Starting with the line that contains "What text is on this page?", write out each line through the end of the listing, unchanged. Output nothing else.

Stored records
···

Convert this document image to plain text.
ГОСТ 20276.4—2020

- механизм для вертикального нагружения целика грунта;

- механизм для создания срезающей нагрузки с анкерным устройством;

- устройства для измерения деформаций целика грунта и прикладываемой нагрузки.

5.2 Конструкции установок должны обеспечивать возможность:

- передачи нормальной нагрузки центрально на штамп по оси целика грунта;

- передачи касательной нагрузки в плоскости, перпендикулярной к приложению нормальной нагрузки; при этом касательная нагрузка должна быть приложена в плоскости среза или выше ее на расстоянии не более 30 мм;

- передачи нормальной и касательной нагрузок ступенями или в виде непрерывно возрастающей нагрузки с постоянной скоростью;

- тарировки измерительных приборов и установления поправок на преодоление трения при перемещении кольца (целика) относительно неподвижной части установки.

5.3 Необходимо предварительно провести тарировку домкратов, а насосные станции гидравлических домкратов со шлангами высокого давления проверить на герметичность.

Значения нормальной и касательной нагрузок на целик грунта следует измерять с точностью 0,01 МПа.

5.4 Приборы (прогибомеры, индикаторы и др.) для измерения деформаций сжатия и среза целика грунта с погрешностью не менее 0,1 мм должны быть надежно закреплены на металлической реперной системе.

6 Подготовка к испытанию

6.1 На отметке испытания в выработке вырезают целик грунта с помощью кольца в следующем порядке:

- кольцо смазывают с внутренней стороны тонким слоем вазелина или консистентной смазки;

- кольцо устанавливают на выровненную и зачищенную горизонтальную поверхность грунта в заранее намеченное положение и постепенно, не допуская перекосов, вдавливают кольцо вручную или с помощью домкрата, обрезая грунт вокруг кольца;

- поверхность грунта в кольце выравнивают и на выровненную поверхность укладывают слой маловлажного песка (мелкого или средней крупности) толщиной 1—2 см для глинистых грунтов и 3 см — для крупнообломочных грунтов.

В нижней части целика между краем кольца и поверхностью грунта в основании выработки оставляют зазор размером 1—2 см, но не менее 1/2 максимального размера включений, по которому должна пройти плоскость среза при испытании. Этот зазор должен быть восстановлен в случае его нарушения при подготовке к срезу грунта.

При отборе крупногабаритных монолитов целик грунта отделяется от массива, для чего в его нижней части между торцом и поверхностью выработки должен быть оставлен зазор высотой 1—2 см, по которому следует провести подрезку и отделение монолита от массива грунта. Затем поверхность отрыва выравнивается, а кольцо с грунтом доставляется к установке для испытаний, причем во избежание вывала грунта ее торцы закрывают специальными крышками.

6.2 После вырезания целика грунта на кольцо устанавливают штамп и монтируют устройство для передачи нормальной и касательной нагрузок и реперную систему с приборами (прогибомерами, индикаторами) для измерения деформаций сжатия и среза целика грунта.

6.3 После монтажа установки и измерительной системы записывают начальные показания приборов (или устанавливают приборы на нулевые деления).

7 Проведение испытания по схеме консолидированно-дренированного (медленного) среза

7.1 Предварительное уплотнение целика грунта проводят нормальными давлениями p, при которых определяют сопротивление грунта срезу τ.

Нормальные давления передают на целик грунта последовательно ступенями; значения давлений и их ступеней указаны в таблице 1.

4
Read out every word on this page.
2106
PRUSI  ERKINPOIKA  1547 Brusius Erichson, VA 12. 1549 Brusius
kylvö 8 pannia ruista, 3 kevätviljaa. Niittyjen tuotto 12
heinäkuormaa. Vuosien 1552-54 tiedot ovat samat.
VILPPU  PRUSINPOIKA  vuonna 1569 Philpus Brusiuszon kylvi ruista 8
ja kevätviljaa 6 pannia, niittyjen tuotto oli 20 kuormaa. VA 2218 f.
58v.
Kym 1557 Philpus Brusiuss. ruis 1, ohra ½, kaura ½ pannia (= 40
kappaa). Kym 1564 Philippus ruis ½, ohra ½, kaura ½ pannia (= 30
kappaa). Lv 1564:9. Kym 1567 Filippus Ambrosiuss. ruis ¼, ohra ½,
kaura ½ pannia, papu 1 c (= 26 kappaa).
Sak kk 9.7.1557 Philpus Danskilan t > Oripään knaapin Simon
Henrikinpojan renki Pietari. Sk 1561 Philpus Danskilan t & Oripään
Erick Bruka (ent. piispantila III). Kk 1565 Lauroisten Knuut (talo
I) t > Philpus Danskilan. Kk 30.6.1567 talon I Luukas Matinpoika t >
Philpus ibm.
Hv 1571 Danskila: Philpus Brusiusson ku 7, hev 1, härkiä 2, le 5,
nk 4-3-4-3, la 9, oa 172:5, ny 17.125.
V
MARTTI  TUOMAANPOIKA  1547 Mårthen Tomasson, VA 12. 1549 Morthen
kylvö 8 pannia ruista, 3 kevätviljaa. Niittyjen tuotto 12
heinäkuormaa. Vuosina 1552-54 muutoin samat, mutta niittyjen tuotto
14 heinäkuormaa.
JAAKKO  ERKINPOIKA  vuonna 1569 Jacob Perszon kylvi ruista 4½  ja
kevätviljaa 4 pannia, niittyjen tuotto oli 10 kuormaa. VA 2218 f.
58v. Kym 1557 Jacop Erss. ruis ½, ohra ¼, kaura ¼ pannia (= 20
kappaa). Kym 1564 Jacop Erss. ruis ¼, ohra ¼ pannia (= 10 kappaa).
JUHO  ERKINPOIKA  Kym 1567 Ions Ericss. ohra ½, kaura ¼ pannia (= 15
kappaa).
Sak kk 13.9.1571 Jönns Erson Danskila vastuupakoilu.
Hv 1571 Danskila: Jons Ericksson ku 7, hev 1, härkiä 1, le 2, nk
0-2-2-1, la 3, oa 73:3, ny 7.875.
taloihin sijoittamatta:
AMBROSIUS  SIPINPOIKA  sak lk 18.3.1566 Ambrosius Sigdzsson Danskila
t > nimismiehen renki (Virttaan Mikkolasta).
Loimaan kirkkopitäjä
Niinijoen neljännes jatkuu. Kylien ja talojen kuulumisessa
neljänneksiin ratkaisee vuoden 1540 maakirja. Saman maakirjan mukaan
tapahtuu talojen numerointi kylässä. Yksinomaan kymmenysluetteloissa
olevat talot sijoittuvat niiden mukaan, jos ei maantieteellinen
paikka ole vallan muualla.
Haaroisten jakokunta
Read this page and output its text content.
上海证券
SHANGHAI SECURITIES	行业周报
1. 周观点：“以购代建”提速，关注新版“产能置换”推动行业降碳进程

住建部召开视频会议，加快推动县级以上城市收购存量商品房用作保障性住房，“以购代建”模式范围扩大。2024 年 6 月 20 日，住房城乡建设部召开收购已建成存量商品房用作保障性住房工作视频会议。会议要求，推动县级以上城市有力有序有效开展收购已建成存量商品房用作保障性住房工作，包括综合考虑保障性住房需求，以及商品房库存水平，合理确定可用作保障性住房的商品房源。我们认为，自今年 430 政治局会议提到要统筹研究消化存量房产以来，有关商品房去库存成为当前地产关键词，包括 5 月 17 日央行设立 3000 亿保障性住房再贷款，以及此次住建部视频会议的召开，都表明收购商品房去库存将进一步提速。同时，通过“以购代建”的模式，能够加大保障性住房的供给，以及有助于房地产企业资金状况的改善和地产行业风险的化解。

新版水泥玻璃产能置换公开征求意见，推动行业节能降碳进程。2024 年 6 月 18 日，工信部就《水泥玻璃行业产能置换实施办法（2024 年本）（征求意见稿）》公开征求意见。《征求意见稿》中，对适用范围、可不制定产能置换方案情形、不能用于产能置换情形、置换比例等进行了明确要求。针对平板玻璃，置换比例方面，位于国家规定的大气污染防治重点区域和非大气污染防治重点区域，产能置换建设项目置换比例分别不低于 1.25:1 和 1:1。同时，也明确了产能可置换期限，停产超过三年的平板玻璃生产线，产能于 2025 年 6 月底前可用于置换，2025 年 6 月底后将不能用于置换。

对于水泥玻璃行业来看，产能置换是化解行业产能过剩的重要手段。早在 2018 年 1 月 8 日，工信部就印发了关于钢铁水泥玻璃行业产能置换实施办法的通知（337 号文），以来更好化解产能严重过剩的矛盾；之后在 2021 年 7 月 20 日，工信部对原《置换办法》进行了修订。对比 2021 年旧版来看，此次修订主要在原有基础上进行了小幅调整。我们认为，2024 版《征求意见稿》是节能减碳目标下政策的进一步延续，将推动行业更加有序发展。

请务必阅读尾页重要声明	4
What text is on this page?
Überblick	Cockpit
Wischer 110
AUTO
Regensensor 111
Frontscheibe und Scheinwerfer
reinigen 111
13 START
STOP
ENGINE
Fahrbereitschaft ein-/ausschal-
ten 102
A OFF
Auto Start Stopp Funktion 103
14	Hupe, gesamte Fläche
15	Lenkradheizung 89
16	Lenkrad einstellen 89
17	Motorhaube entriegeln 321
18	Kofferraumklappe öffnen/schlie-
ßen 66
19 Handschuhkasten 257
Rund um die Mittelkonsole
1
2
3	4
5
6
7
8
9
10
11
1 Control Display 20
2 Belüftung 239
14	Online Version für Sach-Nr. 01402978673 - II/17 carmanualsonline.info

···

**Answer to the problem:**
What text is on this page?
Überblick	Cockpit
Wischer 110
AUTO
Regensensor 111
Frontscheibe und Scheinwerfer
reinigen 111
13 START
STOP
ENGINE
Fahrbereitschaft ein-/ausschal-
ten 102
A OFF
Auto Start Stopp Funktion 103
14	Hupe, gesamte Fläche
15	Lenkradheizung 89
16	Lenkrad einstellen 89
17	Motorhaube entriegeln 321
18	Kofferraumklappe öffnen/schlie-
ßen 66
19 Handschuhkasten 257
Rund um die Mittelkonsole
1
2
3	4
5
6
7
8
9
10
11
1 Control Display 20
2 Belüftung 239
14	Online Version für Sach-Nr. 01402978673 - II/17 carmanualsonline.info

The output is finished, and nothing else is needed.